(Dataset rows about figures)
══════
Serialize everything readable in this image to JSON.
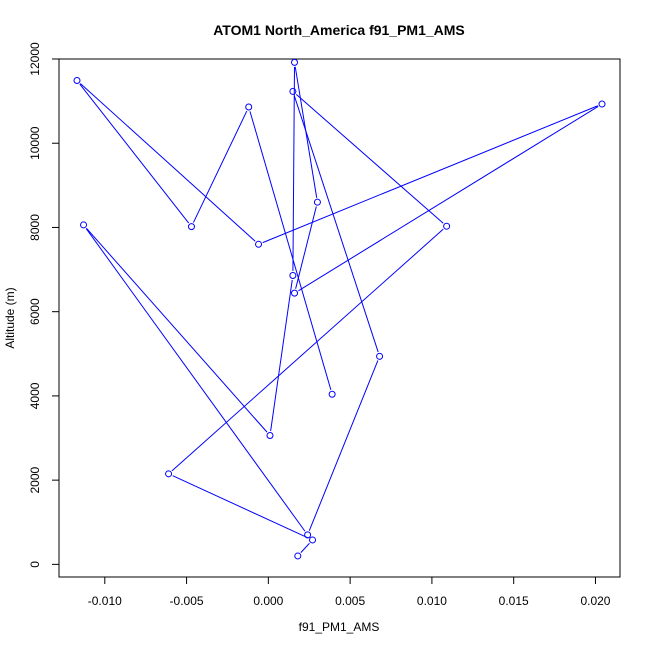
{
  "chart_data": {
    "type": "line",
    "title": "ATOM1 North_America f91_PM1_AMS",
    "xlabel": "f91_PM1_AMS",
    "ylabel": "Altitude (m)",
    "xlim": [
      -0.0128,
      0.0215
    ],
    "ylim": [
      -300,
      12000
    ],
    "xticks": [
      -0.01,
      -0.005,
      0.0,
      0.005,
      0.01,
      0.015,
      0.02
    ],
    "xtick_labels": [
      "-0.010",
      "-0.005",
      "0.000",
      "0.005",
      "0.010",
      "0.015",
      "0.020"
    ],
    "yticks": [
      0,
      2000,
      4000,
      6000,
      8000,
      10000,
      12000
    ],
    "ytick_labels": [
      "0",
      "2000",
      "4000",
      "6000",
      "8000",
      "10000",
      "12000"
    ],
    "grid": false,
    "series_color": "#0000ff",
    "marker": "open-circle",
    "points": [
      {
        "x": 0.0018,
        "y": 200
      },
      {
        "x": 0.0027,
        "y": 580
      },
      {
        "x": -0.0061,
        "y": 2150
      },
      {
        "x": 0.0109,
        "y": 8030
      },
      {
        "x": 0.0015,
        "y": 11230
      },
      {
        "x": 0.0068,
        "y": 4940
      },
      {
        "x": 0.0024,
        "y": 700
      },
      {
        "x": -0.0113,
        "y": 8060
      },
      {
        "x": 0.0001,
        "y": 3060
      },
      {
        "x": 0.0015,
        "y": 6860
      },
      {
        "x": 0.0016,
        "y": 11920
      },
      {
        "x": 0.003,
        "y": 8600
      },
      {
        "x": 0.0016,
        "y": 6440
      },
      {
        "x": 0.0204,
        "y": 10930
      },
      {
        "x": -0.0006,
        "y": 7600
      },
      {
        "x": -0.0117,
        "y": 11490
      },
      {
        "x": -0.0047,
        "y": 8020
      },
      {
        "x": -0.0012,
        "y": 10860
      },
      {
        "x": 0.0039,
        "y": 4040
      }
    ]
  }
}
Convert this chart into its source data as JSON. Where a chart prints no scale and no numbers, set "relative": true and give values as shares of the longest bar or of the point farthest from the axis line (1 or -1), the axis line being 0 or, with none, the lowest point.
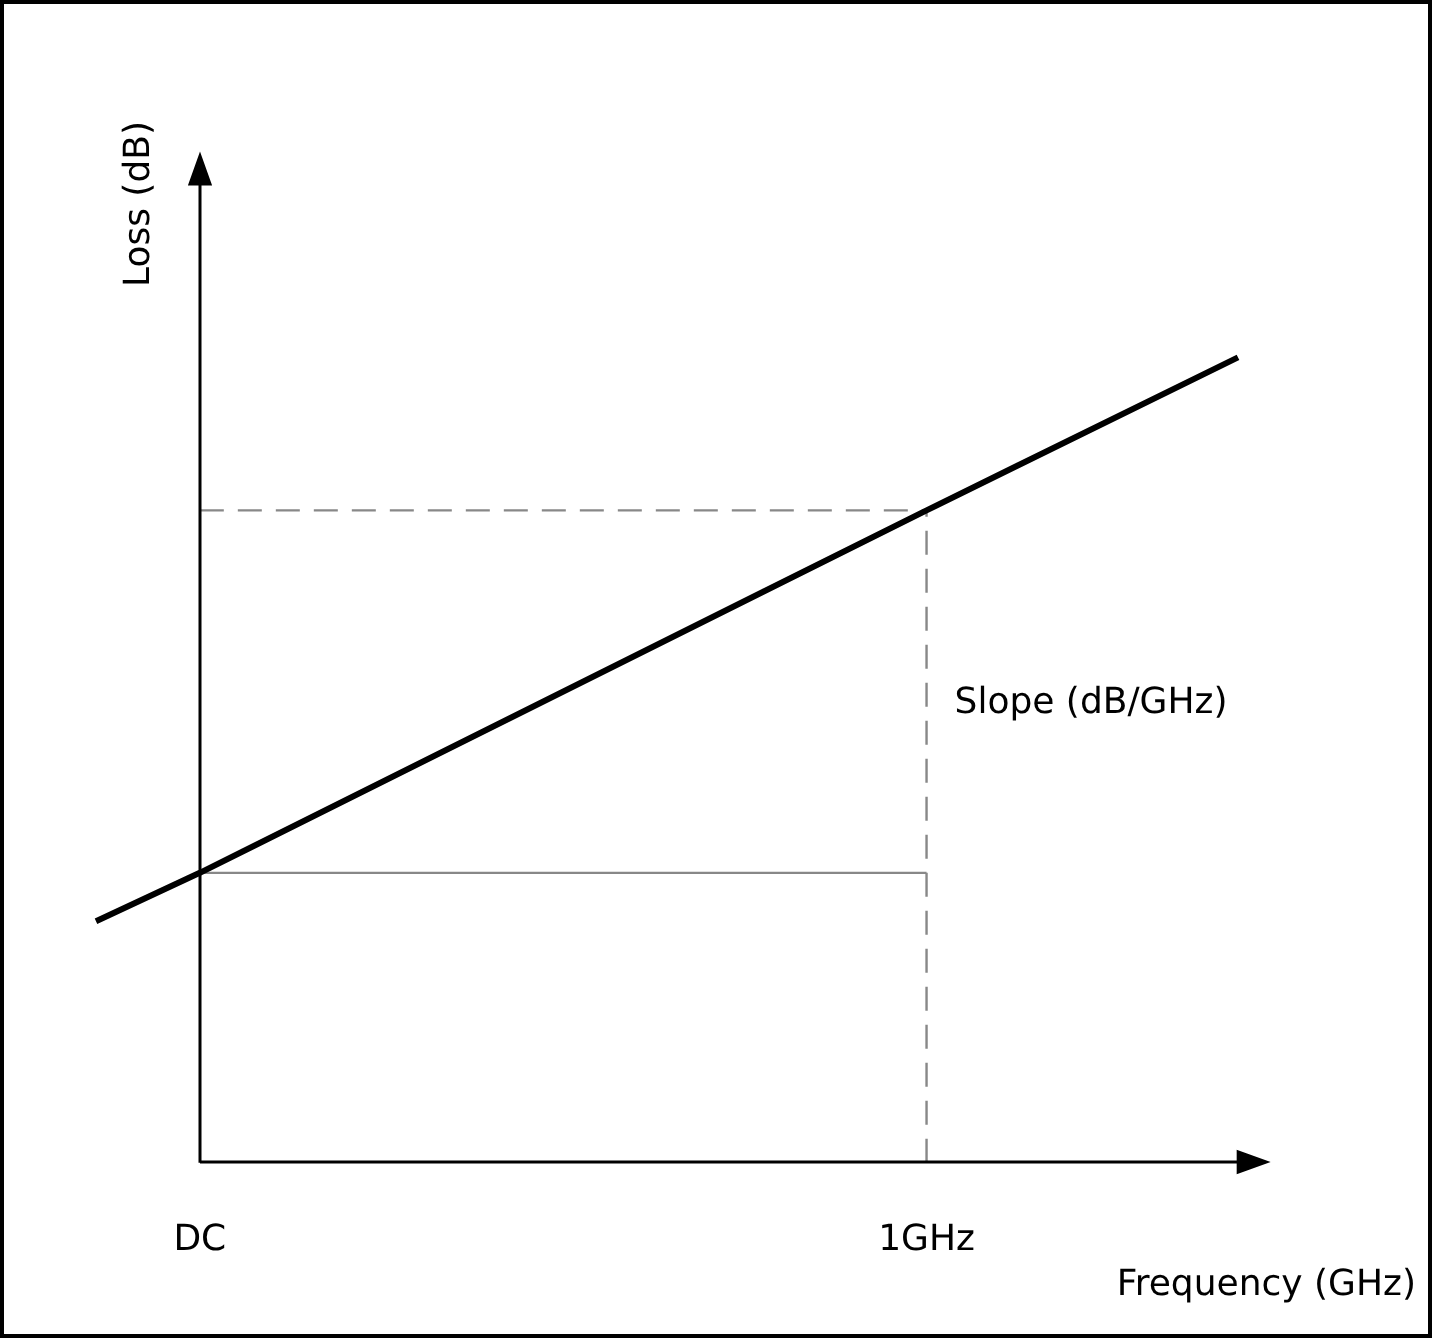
{
  "chart_data": {
    "type": "line",
    "relative": true,
    "xlabel": "Frequency (GHz)",
    "ylabel": "Loss (dB)",
    "categories": [
      null,
      "DC",
      null,
      null,
      null,
      null,
      null,
      null,
      "1GHz",
      null,
      null,
      null
    ],
    "series": [
      {
        "color": "#000000",
        "values": [
          0.3,
          0.36,
          null,
          null,
          null,
          null,
          null,
          null,
          0.81,
          null,
          null,
          1
        ]
      }
    ],
    "ref_lines": [
      {
        "axis": "y",
        "value": 0.81,
        "color": "#888888",
        "line_style": "dashed"
      },
      {
        "axis": "y",
        "value": 0.36,
        "color": "#888888",
        "line_style": "solid"
      },
      {
        "axis": "x",
        "value": "1GHz",
        "color": "#888888",
        "line_style": "dashed"
      }
    ],
    "annotations": [
      "Slope (dB/GHz)"
    ],
    "grid": false,
    "legend": false,
    "marker": "none",
    "line_style": "solid"
  }
}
══════
_Task goal_: Reproduce the material word for word, minus the images.

_Result for this exercise_:
Serialize everything readable in this image to JSON.
{
  "chart_data": {
    "type": "line",
    "title": "ATOM1 North_America f91_PM1_AMS",
    "xlabel": "f91_PM1_AMS",
    "ylabel": "Altitude (m)",
    "xlim": [
      -0.0128,
      0.0215
    ],
    "ylim": [
      -300,
      12000
    ],
    "xticks": [
      -0.01,
      -0.005,
      0.0,
      0.005,
      0.01,
      0.015,
      0.02
    ],
    "xtick_labels": [
      "-0.010",
      "-0.005",
      "0.000",
      "0.005",
      "0.010",
      "0.015",
      "0.020"
    ],
    "yticks": [
      0,
      2000,
      4000,
      6000,
      8000,
      10000,
      12000
    ],
    "ytick_labels": [
      "0",
      "2000",
      "4000",
      "6000",
      "8000",
      "10000",
      "12000"
    ],
    "grid": false,
    "series_color": "#0000ff",
    "marker": "open-circle",
    "points": [
      {
        "x": 0.0018,
        "y": 200
      },
      {
        "x": 0.0027,
        "y": 580
      },
      {
        "x": -0.0061,
        "y": 2150
      },
      {
        "x": 0.0109,
        "y": 8030
      },
      {
        "x": 0.0015,
        "y": 11230
      },
      {
        "x": 0.0068,
        "y": 4940
      },
      {
        "x": 0.0024,
        "y": 700
      },
      {
        "x": -0.0113,
        "y": 8060
      },
      {
        "x": 0.0001,
        "y": 3060
      },
      {
        "x": 0.0015,
        "y": 6860
      },
      {
        "x": 0.0016,
        "y": 11920
      },
      {
        "x": 0.003,
        "y": 8600
      },
      {
        "x": 0.0016,
        "y": 6440
      },
      {
        "x": 0.0204,
        "y": 10930
      },
      {
        "x": -0.0006,
        "y": 7600
      },
      {
        "x": -0.0117,
        "y": 11490
      },
      {
        "x": -0.0047,
        "y": 8020
      },
      {
        "x": -0.0012,
        "y": 10860
      },
      {
        "x": 0.0039,
        "y": 4040
      }
    ]
  }
}
Convert this chart into its source data as JSON. Where a chart prints no scale and no numbers, set "relative": true and give values as shares of the longest bar or of the point farthest from the axis line (1 or -1), the axis line being 0 or, with none, the lowest point.
{
  "chart_data": {
    "type": "line",
    "relative": true,
    "xlabel": "Frequency (GHz)",
    "ylabel": "Loss (dB)",
    "categories": [
      null,
      "DC",
      null,
      null,
      null,
      null,
      null,
      null,
      "1GHz",
      null,
      null,
      null
    ],
    "series": [
      {
        "color": "#000000",
        "values": [
          0.3,
          0.36,
          null,
          null,
          null,
          null,
          null,
          null,
          0.81,
          null,
          null,
          1
        ]
      }
    ],
    "ref_lines": [
      {
        "axis": "y",
        "value": 0.81,
        "color": "#888888",
        "line_style": "dashed"
      },
      {
        "axis": "y",
        "value": 0.36,
        "color": "#888888",
        "line_style": "solid"
      },
      {
        "axis": "x",
        "value": "1GHz",
        "color": "#888888",
        "line_style": "dashed"
      }
    ],
    "annotations": [
      "Slope (dB/GHz)"
    ],
    "grid": false,
    "legend": false,
    "marker": "none",
    "line_style": "solid"
  }
}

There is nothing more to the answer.